[Entries with figure data]
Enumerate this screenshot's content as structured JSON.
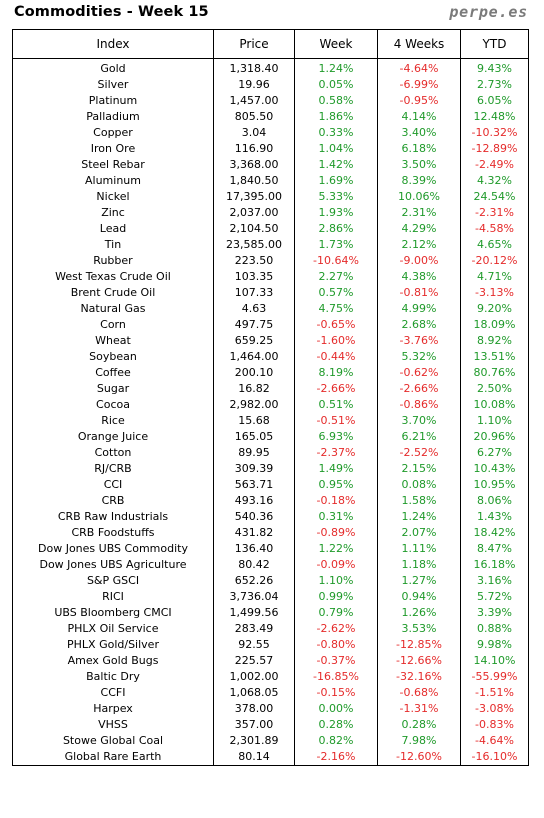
{
  "header": {
    "title": "Commodities - Week 15",
    "brand": "perpe.es"
  },
  "colors": {
    "positive": "#1f9a2a",
    "negative": "#e52b2b"
  },
  "table": {
    "columns": [
      "Index",
      "Price",
      "Week",
      "4 Weeks",
      "YTD"
    ],
    "rows": [
      [
        "Gold",
        "1,318.40",
        "1.24%",
        "-4.64%",
        "9.43%"
      ],
      [
        "Silver",
        "19.96",
        "0.05%",
        "-6.99%",
        "2.73%"
      ],
      [
        "Platinum",
        "1,457.00",
        "0.58%",
        "-0.95%",
        "6.05%"
      ],
      [
        "Palladium",
        "805.50",
        "1.86%",
        "4.14%",
        "12.48%"
      ],
      [
        "Copper",
        "3.04",
        "0.33%",
        "3.40%",
        "-10.32%"
      ],
      [
        "Iron Ore",
        "116.90",
        "1.04%",
        "6.18%",
        "-12.89%"
      ],
      [
        "Steel Rebar",
        "3,368.00",
        "1.42%",
        "3.50%",
        "-2.49%"
      ],
      [
        "Aluminum",
        "1,840.50",
        "1.69%",
        "8.39%",
        "4.32%"
      ],
      [
        "Nickel",
        "17,395.00",
        "5.33%",
        "10.06%",
        "24.54%"
      ],
      [
        "Zinc",
        "2,037.00",
        "1.93%",
        "2.31%",
        "-2.31%"
      ],
      [
        "Lead",
        "2,104.50",
        "2.86%",
        "4.29%",
        "-4.58%"
      ],
      [
        "Tin",
        "23,585.00",
        "1.73%",
        "2.12%",
        "4.65%"
      ],
      [
        "Rubber",
        "223.50",
        "-10.64%",
        "-9.00%",
        "-20.12%"
      ],
      [
        "West Texas Crude Oil",
        "103.35",
        "2.27%",
        "4.38%",
        "4.71%"
      ],
      [
        "Brent Crude Oil",
        "107.33",
        "0.57%",
        "-0.81%",
        "-3.13%"
      ],
      [
        "Natural Gas",
        "4.63",
        "4.75%",
        "4.99%",
        "9.20%"
      ],
      [
        "Corn",
        "497.75",
        "-0.65%",
        "2.68%",
        "18.09%"
      ],
      [
        "Wheat",
        "659.25",
        "-1.60%",
        "-3.76%",
        "8.92%"
      ],
      [
        "Soybean",
        "1,464.00",
        "-0.44%",
        "5.32%",
        "13.51%"
      ],
      [
        "Coffee",
        "200.10",
        "8.19%",
        "-0.62%",
        "80.76%"
      ],
      [
        "Sugar",
        "16.82",
        "-2.66%",
        "-2.66%",
        "2.50%"
      ],
      [
        "Cocoa",
        "2,982.00",
        "0.51%",
        "-0.86%",
        "10.08%"
      ],
      [
        "Rice",
        "15.68",
        "-0.51%",
        "3.70%",
        "1.10%"
      ],
      [
        "Orange Juice",
        "165.05",
        "6.93%",
        "6.21%",
        "20.96%"
      ],
      [
        "Cotton",
        "89.95",
        "-2.37%",
        "-2.52%",
        "6.27%"
      ],
      [
        "RJ/CRB",
        "309.39",
        "1.49%",
        "2.15%",
        "10.43%"
      ],
      [
        "CCI",
        "563.71",
        "0.95%",
        "0.08%",
        "10.95%"
      ],
      [
        "CRB",
        "493.16",
        "-0.18%",
        "1.58%",
        "8.06%"
      ],
      [
        "CRB Raw Industrials",
        "540.36",
        "0.31%",
        "1.24%",
        "1.43%"
      ],
      [
        "CRB Foodstuffs",
        "431.82",
        "-0.89%",
        "2.07%",
        "18.42%"
      ],
      [
        "Dow Jones UBS Commodity",
        "136.40",
        "1.22%",
        "1.11%",
        "8.47%"
      ],
      [
        "Dow Jones UBS Agriculture",
        "80.42",
        "-0.09%",
        "1.18%",
        "16.18%"
      ],
      [
        "S&P GSCI",
        "652.26",
        "1.10%",
        "1.27%",
        "3.16%"
      ],
      [
        "RICI",
        "3,736.04",
        "0.99%",
        "0.94%",
        "5.72%"
      ],
      [
        "UBS Bloomberg CMCI",
        "1,499.56",
        "0.79%",
        "1.26%",
        "3.39%"
      ],
      [
        "PHLX Oil Service",
        "283.49",
        "-2.62%",
        "3.53%",
        "0.88%"
      ],
      [
        "PHLX Gold/Silver",
        "92.55",
        "-0.80%",
        "-12.85%",
        "9.98%"
      ],
      [
        "Amex Gold Bugs",
        "225.57",
        "-0.37%",
        "-12.66%",
        "14.10%"
      ],
      [
        "Baltic Dry",
        "1,002.00",
        "-16.85%",
        "-32.16%",
        "-55.99%"
      ],
      [
        "CCFI",
        "1,068.05",
        "-0.15%",
        "-0.68%",
        "-1.51%"
      ],
      [
        "Harpex",
        "378.00",
        "0.00%",
        "-1.31%",
        "-3.08%"
      ],
      [
        "VHSS",
        "357.00",
        "0.28%",
        "0.28%",
        "-0.83%"
      ],
      [
        "Stowe Global Coal",
        "2,301.89",
        "0.82%",
        "7.98%",
        "-4.64%"
      ],
      [
        "Global Rare Earth",
        "80.14",
        "-2.16%",
        "-12.60%",
        "-16.10%"
      ]
    ]
  }
}
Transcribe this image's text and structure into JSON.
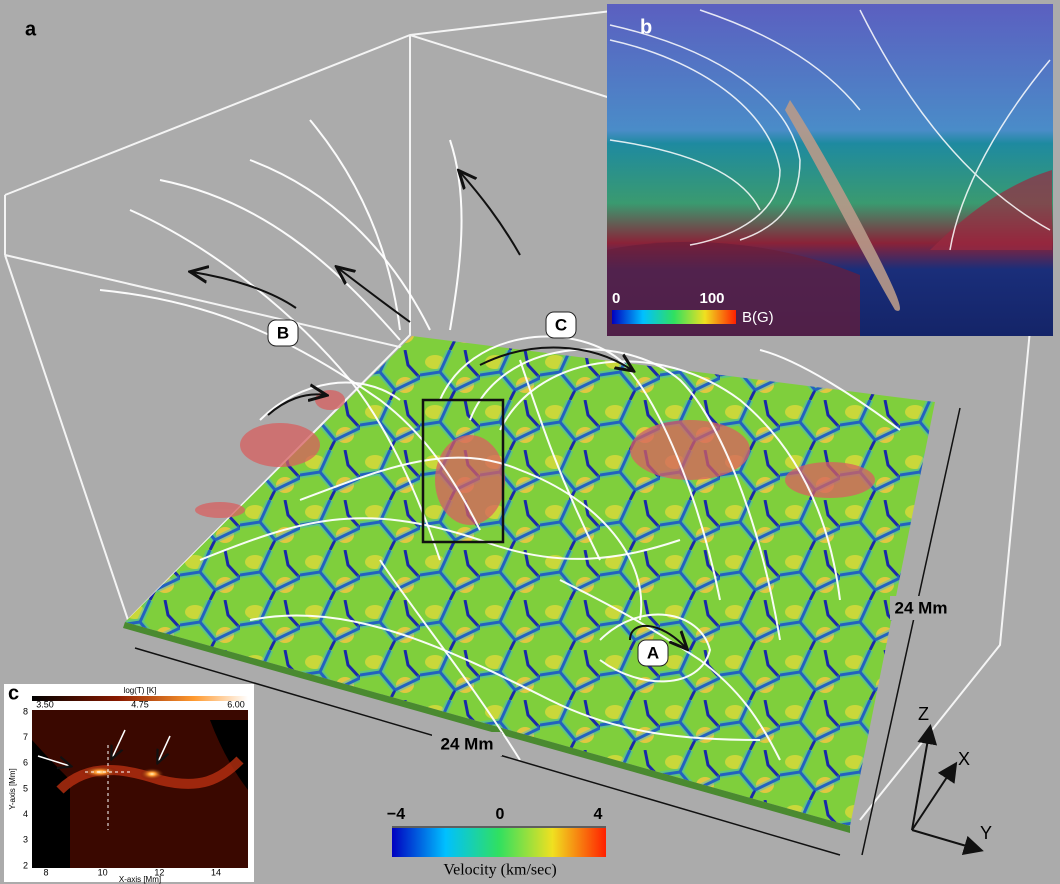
{
  "panels": {
    "a": {
      "label": "a",
      "regions": [
        "A",
        "B",
        "C"
      ],
      "scale_x": "24 Mm",
      "scale_y": "24 Mm",
      "axes": [
        "Z",
        "X",
        "Y"
      ],
      "colorbar": {
        "ticks": [
          "−4",
          "0",
          "4"
        ],
        "title": "Velocity (km/sec)"
      }
    },
    "b": {
      "label": "b",
      "colorbar": {
        "ticks": [
          "0",
          "100"
        ],
        "title": "B(G)"
      }
    },
    "c": {
      "label": "c",
      "colorbar": {
        "title": "log(T) [K]",
        "ticks": [
          "3.50",
          "4.75",
          "6.00"
        ]
      },
      "y_title": "Y-axis [Mm]",
      "x_title": "X-axis [Mm]",
      "yticks": [
        "8",
        "7",
        "6",
        "5",
        "4",
        "3",
        "2"
      ],
      "xticks": [
        "8",
        "10",
        "12",
        "14"
      ]
    }
  }
}
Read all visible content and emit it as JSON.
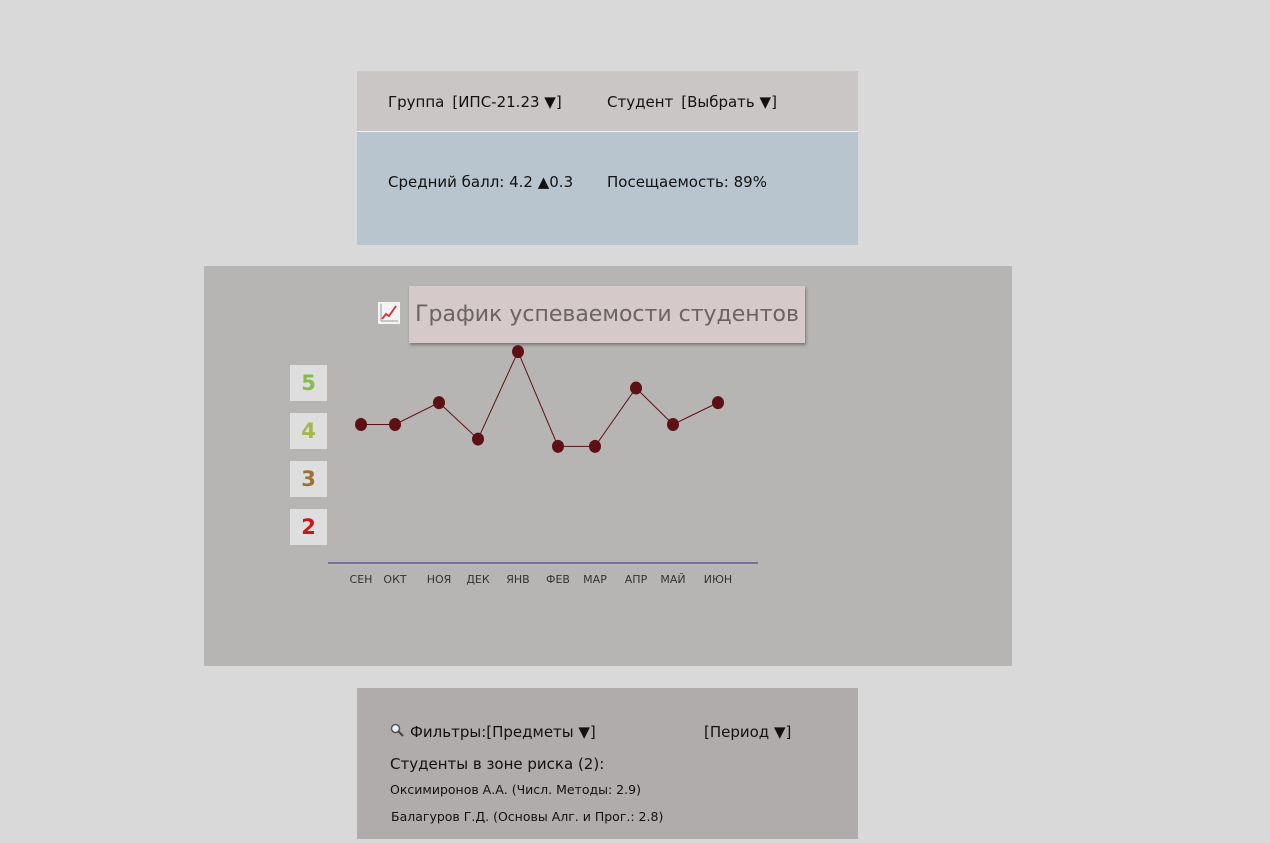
{
  "header": {
    "group_label": "Группа",
    "group_value": "[ИПС-21.23 ▼]",
    "student_label": "Студент",
    "student_value": "[Выбрать ▼]"
  },
  "stats": {
    "average": "Средний балл: 4.2 ▲0.3",
    "attendance": "Посещаемость: 89%"
  },
  "chart": {
    "icon": "chart-increasing-icon",
    "title": "График успеваемости студентов",
    "line_color": "#5e1115",
    "grade_tiles": [
      {
        "grade": "5",
        "color": "#86bb4f"
      },
      {
        "grade": "4",
        "color": "#a6b64e"
      },
      {
        "grade": "3",
        "color": "#9b7231"
      },
      {
        "grade": "2",
        "color": "#c8161d"
      }
    ]
  },
  "chart_data": {
    "type": "line",
    "categories": [
      "СЕН",
      "ОКТ",
      "НОЯ",
      "ДЕК",
      "ЯНВ",
      "ФЕВ",
      "МАР",
      "АПР",
      "МАЙ",
      "ИЮН"
    ],
    "values": [
      3.6,
      3.6,
      3.9,
      3.4,
      4.6,
      3.3,
      3.3,
      4.1,
      3.6,
      3.9
    ],
    "ylim": [
      1.7,
      5.5
    ],
    "xlabel": "",
    "ylabel": ""
  },
  "filters": {
    "search_icon": "search-icon",
    "filters_label": "Фильтры:",
    "subjects_value": "[Предметы ▼]",
    "period_value": "[Период ▼]",
    "risk_title": "Студенты в зоне риска (2):",
    "risk_students": [
      "Оксимиронов А.А.   (Числ. Методы: 2.9)",
      "Балагуров Г.Д.  (Основы Алг. и Прог.: 2.8)"
    ]
  }
}
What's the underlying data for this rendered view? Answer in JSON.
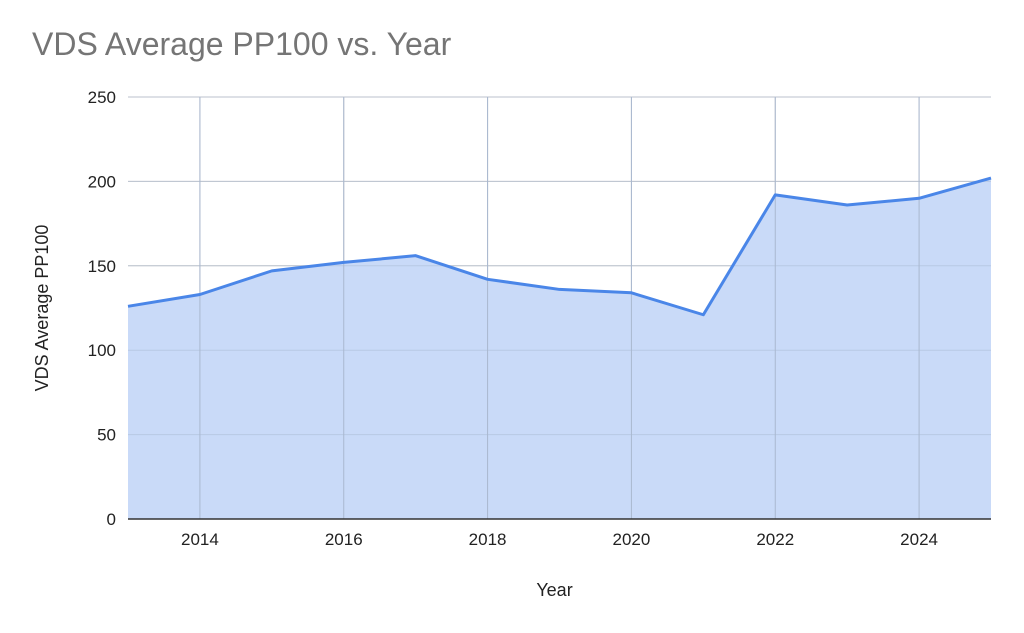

- _Problem to work on_
Go through the data and gather every line that holds "icon".

- _Response below_
    "icon": "chart-increasing-icon",
    "search_icon": "search-icon",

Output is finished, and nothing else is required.